### [SUPPLIED TEXT]
● ● ● ●
In [None]:
import os

DEVICES = "1,2"
os.environ["CUDA_VISIBLE_DEVICES"] = DEVICES

In [None]:
import numpy as np
import pandas as pd
from tqdm import tqdm
import cudf

tqdm.pandas()

In [None]:
import dask_cudf
import dask.dataframe as dd

from dask_cuda import LocalCUDACluster
from dask.distributed import Client, LocalCluster

# only create cuda cluster when using dask_cudf, un comment if needed
cluster = LocalCUDACluster(
    CUDA_VISIBLE_DEVICES=DEVICES, memory_limit="48GiB", device_memory_limit="auto", n_workers=None
)
# cluster = LocalCluster(n_workers=8, memory_limit="48GiB")


client = Client(cluster)
client

# Import raw data
First, read data in `.jsonl` file format as a pandas data frame
Then store the dataframe in `.parquet` format for easy access later

In [None]:
%%script false --no-raise-error

df = pd.read_json("../fulldata/kiva_activity_2023-08-28T11-09-39.jsonl", lines=True)
● ● ● ●
### [RAW RECORDS]
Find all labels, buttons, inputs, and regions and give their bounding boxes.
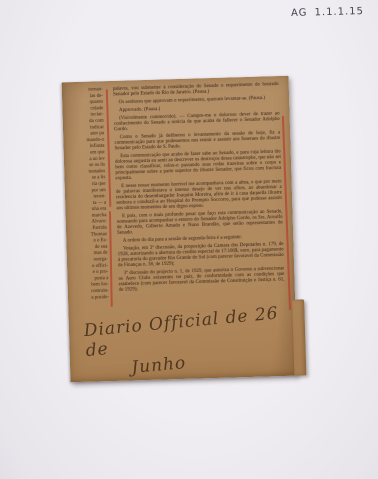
left-column-strip: tornan- ias de- quanto cidade tociar- da… xyxy=(69,86,110,316)
article-paragraph: Esta communicação que acabo de fazer sab… xyxy=(115,148,282,180)
article-column: palavra, vou submetter á consideração do… xyxy=(113,81,286,315)
archival-code: AG 1.1.1.15 xyxy=(291,6,364,19)
article-text: palavra, vou submetter á consideração do… xyxy=(113,81,285,292)
clipping-torn-tab xyxy=(292,299,306,375)
article-paragraph: Como o Senado já deliberou o levantament… xyxy=(114,129,280,150)
clipping-text-area: tornan- ias de- quanto cidade tociar- da… xyxy=(62,76,296,317)
article-paragraph: Votação, em 3ª discussão, da proposição … xyxy=(117,241,284,268)
article-paragraph: (Visivelmente commovido). — Cumpre-me o … xyxy=(114,110,280,131)
article-paragraph: 3ª discussão do projecto n. 1, de 1929, … xyxy=(118,265,285,292)
red-pencil-line-left-lower xyxy=(109,211,113,307)
article-paragraph: E pois, com o mais profundo pesar que fa… xyxy=(117,208,284,235)
newspaper-clipping: tornan- ias de- quanto cidade tociar- da… xyxy=(62,76,298,383)
article-paragraph: E nesse nosso momento horrivel me acompa… xyxy=(116,178,283,210)
scanned-page: AG 1.1.1.15 tornan- ias de- quanto cidad… xyxy=(0,0,378,479)
left-column-fragments: tornan- ias de- quanto cidade tociar- da… xyxy=(69,86,109,301)
red-pencil-line-left-upper xyxy=(106,89,111,207)
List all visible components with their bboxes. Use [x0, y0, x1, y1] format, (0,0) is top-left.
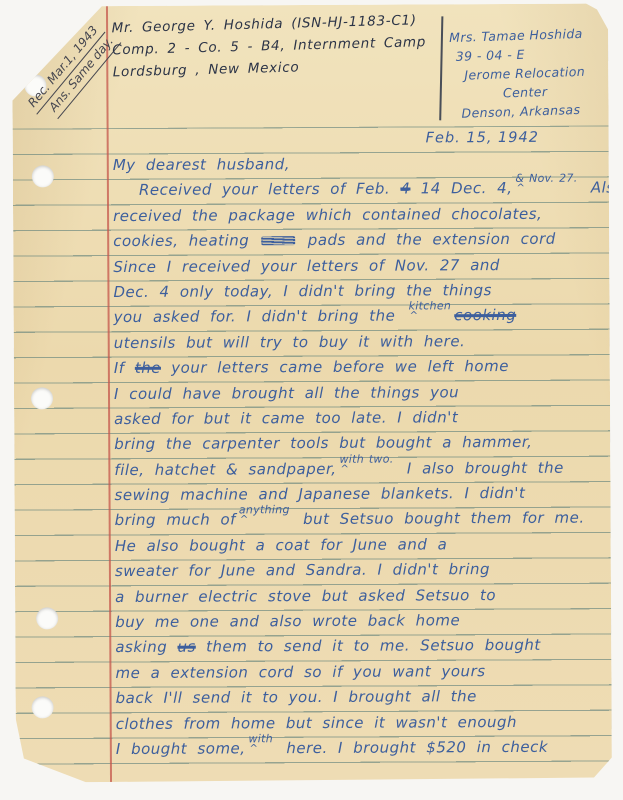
● ● ● ●
### [WHAT THE EXERCISE ASKS]
Continue the notebook that loads the Kiva activity data, starting right after its last line.

### [OUTPUT BELOW]
df = pd.json_normalize(df["loan"], sep='_')

In [None]:
%%script false --no-raise-error

df["loanAmount"] = df["loanAmount"].astype(float)
df["loanFundraisingInfo_fundedAmount"] = df["loanFundraisingInfo_fundedAmount"].astype(float)
df["raisedDate"] = pd.to_datetime(df["raisedDate"])
df["fundraisingDate"] = pd.to_datetime(df["fundraisingDate"])
df["geocode_country_name"] = df["geocode_country_name"].astype("category")
df["sector_id"] = df["sector_id"].astype(int)
df["sector_name"] = df["sector_name"].astype("category")
df["activity_id"] = df["activity_id"].astype(int)
df["activity_name"] = df["activity_name"].astype("category")

In [None]:
%%script false --no-raise-error
df.to_parquet("../fulldata/kiva_activity_2023-08-28T11-09-39.parquet")

In [None]:
ds = cudf.read_parquet("../fulldata/kiva_activity_2023-08-28T11-09-39.parquet")

In [None]:
ds.rename(columns={"id": "project_id", "name": "project_name"}, inplace=True)

In [None]:
ds.dropna(axis=0, how="all", inplace=True)
ds.tail()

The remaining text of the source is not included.